● Text segment
[spark] branch branch-3.5 updated: [SPARK-44872][CONNECT][FOLLOWUP] Deflake ReattachableExecuteSuite and increase retry buffer

hvanhovell Tue, 19 Sep 2023 08:25:53 -0700

This is an automated email from the ASF dual-hosted git repository.

hvanhovell pushed a commit to branch branch-3.5
in repository https://gitbox.apache.org/repos/asf/spark.git



The following commit(s) were added to refs/heads/branch-3.5 by this push:
     new b2aead9f98d [SPARK-44872][CONNECT][FOLLOWUP] Deflake 
ReattachableExecuteSuite and increase retry buffer
b2aead9f98d is described below

commit b2aead9f98d900d139cff41d53f79a37e1e09e81
Author: Juliusz Sompolski <[email protected]>
AuthorDate: Fri Sep 15 19:06:58 2023 -0700

    [SPARK-44872][CONNECT][FOLLOWUP] Deflake ReattachableExecuteSuite and 
increase retry buffer
    
    ### What changes were proposed in this pull request?
    
    Deflake tests in ReattachableExecuteSuite and increase 
CONNECT_EXECUTE_REATTACHABLE_OBSERVER_RETRY_BUFFER_SIZE.
    
    ### Why are the changes needed?
    
    Two tests could be flaky with errors 
`INVALID_CURSOR.POSITION_NOT_AVAILABLE`.
    This is caused when a server releases the response when it falls more than 
CONNECT_EXECUTE_REATTACHABLE_OBSERVER_RETRY_BUFFER_SIZE behind the latest 
response it sent. However, because of HTTP2 flow control, the responses could 
still be in transit. In the test suite, we were explicitly disconnecting the 
iterators and later reconnect... In some cases they could not reconnect, 
because the response they last seen have fallen too fare behind.
    
    This not only changes the suite, but also adjust the default config. This 
potentially makes the reconnecting more robust. In normal situation, it should 
not lead to increased memory pressure, because the clients also release the 
responses using ReleaseExecute as soon as they are received. Normally, buffered 
responses should be freed by ReleaseExecute and this retry buffer is only a 
fallback mechanism. Therefore, it is safe to increase the default.
    
    In practice, this would only have effect in cases where there are actual 
network errors, and the increased buffer size should make the reconnects more 
robust in these cases.
    
    ### Does this PR introduce _any_ user-facing change?
    
    No.
    
    ### How was this patch tested?
    
    ReattachableExecuteSuite.
    Did more manual experiments of how far the response sent by client can be 
behind the response sent by server (because of HTTP2 flow control window)
    
    ### Was this patch authored or co-authored using generative AI tooling?
    
    No.
    
    Closes #42908 from juliuszsompolski/SPARK-44872-followup.

● Material provided
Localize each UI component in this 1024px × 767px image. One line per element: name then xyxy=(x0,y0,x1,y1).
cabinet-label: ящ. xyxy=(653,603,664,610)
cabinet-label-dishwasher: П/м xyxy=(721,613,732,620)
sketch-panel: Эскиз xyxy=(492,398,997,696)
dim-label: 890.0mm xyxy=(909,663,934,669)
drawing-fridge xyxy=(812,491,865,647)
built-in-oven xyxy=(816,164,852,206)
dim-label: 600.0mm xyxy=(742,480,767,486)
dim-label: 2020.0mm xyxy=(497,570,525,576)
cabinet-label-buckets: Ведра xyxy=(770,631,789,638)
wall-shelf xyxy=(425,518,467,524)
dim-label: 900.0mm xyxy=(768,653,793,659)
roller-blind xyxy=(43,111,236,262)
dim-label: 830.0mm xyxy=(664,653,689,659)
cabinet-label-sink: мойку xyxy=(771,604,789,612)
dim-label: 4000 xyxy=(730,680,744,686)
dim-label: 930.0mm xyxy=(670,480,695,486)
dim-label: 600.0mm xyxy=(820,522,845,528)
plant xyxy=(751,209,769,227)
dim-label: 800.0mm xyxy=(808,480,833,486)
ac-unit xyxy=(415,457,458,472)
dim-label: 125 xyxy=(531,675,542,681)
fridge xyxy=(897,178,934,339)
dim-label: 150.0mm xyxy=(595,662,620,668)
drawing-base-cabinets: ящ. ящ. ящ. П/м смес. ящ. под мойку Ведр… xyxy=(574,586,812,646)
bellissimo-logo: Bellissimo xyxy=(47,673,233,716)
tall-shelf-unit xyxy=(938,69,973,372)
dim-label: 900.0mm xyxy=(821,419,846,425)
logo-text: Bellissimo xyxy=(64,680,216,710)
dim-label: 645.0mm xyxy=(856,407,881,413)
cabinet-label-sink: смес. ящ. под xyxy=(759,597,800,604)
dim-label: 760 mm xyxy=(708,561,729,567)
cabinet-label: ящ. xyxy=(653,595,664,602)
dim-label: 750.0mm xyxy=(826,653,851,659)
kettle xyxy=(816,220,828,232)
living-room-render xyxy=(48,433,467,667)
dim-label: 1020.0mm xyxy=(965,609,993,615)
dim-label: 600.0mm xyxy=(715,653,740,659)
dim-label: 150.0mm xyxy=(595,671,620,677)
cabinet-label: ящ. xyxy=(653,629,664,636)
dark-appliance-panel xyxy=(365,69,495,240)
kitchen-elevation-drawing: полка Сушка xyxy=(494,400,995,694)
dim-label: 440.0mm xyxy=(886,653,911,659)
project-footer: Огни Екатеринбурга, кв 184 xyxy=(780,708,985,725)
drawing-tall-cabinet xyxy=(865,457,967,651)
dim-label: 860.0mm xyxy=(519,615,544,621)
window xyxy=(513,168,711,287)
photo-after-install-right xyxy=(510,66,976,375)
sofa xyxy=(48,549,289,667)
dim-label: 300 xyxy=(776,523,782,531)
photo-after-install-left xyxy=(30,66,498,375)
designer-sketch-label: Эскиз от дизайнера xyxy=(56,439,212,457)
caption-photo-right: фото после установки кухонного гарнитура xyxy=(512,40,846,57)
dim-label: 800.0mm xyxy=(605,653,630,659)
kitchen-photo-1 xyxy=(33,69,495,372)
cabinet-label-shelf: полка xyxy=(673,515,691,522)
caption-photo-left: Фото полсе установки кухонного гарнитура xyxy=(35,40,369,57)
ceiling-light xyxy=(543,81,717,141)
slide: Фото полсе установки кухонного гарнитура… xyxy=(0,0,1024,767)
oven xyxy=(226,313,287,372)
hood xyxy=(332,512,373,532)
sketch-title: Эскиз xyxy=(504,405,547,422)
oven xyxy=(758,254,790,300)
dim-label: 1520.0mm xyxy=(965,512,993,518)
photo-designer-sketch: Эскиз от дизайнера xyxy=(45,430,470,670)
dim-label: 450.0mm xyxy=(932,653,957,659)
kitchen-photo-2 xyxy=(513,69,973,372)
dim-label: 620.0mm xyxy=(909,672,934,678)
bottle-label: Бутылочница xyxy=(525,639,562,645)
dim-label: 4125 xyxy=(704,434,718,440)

● Problem details
Repeat the commit message starting with "### Does this" and going on through "generative AI tooling?", with "manual experiments" changed to "hands-on experiments".

● Exercise response
### Does this PR introduce _any_ user-facing change?
    
    No.
    
    ### How was this patch tested?
    
    ReattachableExecuteSuite.
    Did more hands-on experiments of how far the response sent by client can be 
behind the response sent by server (because of HTTP2 flow control window)
    
    ### Was this patch authored or co-authored using generative AI tooling?